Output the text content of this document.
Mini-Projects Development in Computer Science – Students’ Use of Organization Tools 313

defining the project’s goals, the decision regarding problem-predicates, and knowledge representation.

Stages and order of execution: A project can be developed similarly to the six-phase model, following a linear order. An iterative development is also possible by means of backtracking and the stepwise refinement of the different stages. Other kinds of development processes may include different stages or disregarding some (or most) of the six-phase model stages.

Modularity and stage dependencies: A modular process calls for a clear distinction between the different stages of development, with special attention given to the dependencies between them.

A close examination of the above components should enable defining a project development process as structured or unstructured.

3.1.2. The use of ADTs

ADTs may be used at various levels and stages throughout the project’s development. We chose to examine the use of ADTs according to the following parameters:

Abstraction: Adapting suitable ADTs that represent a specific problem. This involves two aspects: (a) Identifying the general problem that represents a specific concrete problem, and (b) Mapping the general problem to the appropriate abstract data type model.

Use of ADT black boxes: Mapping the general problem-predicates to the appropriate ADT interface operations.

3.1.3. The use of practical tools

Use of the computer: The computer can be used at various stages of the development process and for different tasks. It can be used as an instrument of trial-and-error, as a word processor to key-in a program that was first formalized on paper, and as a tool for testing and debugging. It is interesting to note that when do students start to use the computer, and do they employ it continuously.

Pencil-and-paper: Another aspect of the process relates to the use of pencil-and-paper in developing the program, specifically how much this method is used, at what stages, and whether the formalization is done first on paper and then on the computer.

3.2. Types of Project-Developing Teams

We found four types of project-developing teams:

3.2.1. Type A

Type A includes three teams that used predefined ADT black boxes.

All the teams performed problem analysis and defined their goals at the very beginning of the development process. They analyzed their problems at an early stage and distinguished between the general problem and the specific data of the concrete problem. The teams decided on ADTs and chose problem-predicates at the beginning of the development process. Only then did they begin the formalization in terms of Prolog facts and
____
■ **What to do**
Locate the string "Mapping" in the listing above and copy every line where it occurs.

■ **Output for this exercise**
Abstraction: Adapting suitable ADTs that represent a specific problem. This involves two aspects: (a) Identifying the general problem that represents a specific concrete problem, and (b) Mapping the general problem to the appropriate abstract data type model.
Use of ADT black boxes: Mapping the general problem-predicates to the appropriate ADT interface operations.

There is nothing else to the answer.